-- Begin Records for processing --
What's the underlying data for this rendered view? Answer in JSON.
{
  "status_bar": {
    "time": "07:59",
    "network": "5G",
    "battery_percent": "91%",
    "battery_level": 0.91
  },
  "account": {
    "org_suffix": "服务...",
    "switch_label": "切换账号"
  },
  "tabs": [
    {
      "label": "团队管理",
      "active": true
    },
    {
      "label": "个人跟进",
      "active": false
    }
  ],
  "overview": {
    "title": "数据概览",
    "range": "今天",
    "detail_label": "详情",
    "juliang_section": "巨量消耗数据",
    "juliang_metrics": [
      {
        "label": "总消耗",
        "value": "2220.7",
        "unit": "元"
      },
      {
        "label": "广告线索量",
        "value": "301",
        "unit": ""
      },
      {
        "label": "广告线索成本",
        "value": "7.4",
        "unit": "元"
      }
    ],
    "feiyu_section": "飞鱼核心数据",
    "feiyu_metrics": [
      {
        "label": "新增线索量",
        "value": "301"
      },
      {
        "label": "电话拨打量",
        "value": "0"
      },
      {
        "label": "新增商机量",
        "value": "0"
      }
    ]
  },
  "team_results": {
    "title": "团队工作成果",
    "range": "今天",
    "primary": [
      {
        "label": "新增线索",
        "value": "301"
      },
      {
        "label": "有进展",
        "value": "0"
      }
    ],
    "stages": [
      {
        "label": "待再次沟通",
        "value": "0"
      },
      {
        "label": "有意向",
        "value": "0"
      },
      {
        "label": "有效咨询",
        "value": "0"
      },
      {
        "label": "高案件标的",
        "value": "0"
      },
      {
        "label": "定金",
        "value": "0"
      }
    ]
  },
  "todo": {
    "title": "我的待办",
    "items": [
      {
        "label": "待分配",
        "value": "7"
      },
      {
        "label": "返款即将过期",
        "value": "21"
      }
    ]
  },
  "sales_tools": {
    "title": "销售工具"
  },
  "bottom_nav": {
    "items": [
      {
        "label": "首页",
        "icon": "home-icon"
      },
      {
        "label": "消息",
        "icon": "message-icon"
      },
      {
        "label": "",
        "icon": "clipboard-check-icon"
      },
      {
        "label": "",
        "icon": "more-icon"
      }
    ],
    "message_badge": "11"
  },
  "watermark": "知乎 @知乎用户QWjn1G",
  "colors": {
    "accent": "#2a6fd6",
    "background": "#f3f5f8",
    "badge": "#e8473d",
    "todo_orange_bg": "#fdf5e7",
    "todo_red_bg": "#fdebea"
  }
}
-- End Records for processing --
Objective: Using the data above, print every record exactly as shown.

Complete output:
What's the underlying data for this rendered view? Answer in JSON.
{
  "status_bar": {
    "time": "07:59",
    "network": "5G",
    "battery_percent": "91%",
    "battery_level": 0.91
  },
  "account": {
    "org_suffix": "服务...",
    "switch_label": "切换账号"
  },
  "tabs": [
    {
      "label": "团队管理",
      "active": true
    },
    {
      "label": "个人跟进",
      "active": false
    }
  ],
  "overview": {
    "title": "数据概览",
    "range": "今天",
    "detail_label": "详情",
    "juliang_section": "巨量消耗数据",
    "juliang_metrics": [
      {
        "label": "总消耗",
        "value": "2220.7",
        "unit": "元"
      },
      {
        "label": "广告线索量",
        "value": "301",
        "unit": ""
      },
      {
        "label": "广告线索成本",
        "value": "7.4",
        "unit": "元"
      }
    ],
    "feiyu_section": "飞鱼核心数据",
    "feiyu_metrics": [
      {
        "label": "新增线索量",
        "value": "301"
      },
      {
        "label": "电话拨打量",
        "value": "0"
      },
      {
        "label": "新增商机量",
        "value": "0"
      }
    ]
  },
  "team_results": {
    "title": "团队工作成果",
    "range": "今天",
    "primary": [
      {
        "label": "新增线索",
        "value": "301"
      },
      {
        "label": "有进展",
        "value": "0"
      }
    ],
    "stages": [
      {
        "label": "待再次沟通",
        "value": "0"
      },
      {
        "label": "有意向",
        "value": "0"
      },
      {
        "label": "有效咨询",
        "value": "0"
      },
      {
        "label": "高案件标的",
        "value": "0"
      },
      {
        "label": "定金",
        "value": "0"
      }
    ]
  },
  "todo": {
    "title": "我的待办",
    "items": [
      {
        "label": "待分配",
        "value": "7"
      },
      {
        "label": "返款即将过期",
        "value": "21"
      }
    ]
  },
  "sales_tools": {
    "title": "销售工具"
  },
  "bottom_nav": {
    "items": [
      {
        "label": "首页",
        "icon": "home-icon"
      },
      {
        "label": "消息",
        "icon": "message-icon"
      },
      {
        "label": "",
        "icon": "clipboard-check-icon"
      },
      {
        "label": "",
        "icon": "more-icon"
      }
    ],
    "message_badge": "11"
  },
  "watermark": "知乎 @知乎用户QWjn1G",
  "colors": {
    "accent": "#2a6fd6",
    "background": "#f3f5f8",
    "badge": "#e8473d",
    "todo_orange_bg": "#fdf5e7",
    "todo_red_bg": "#fdebea"
  }
}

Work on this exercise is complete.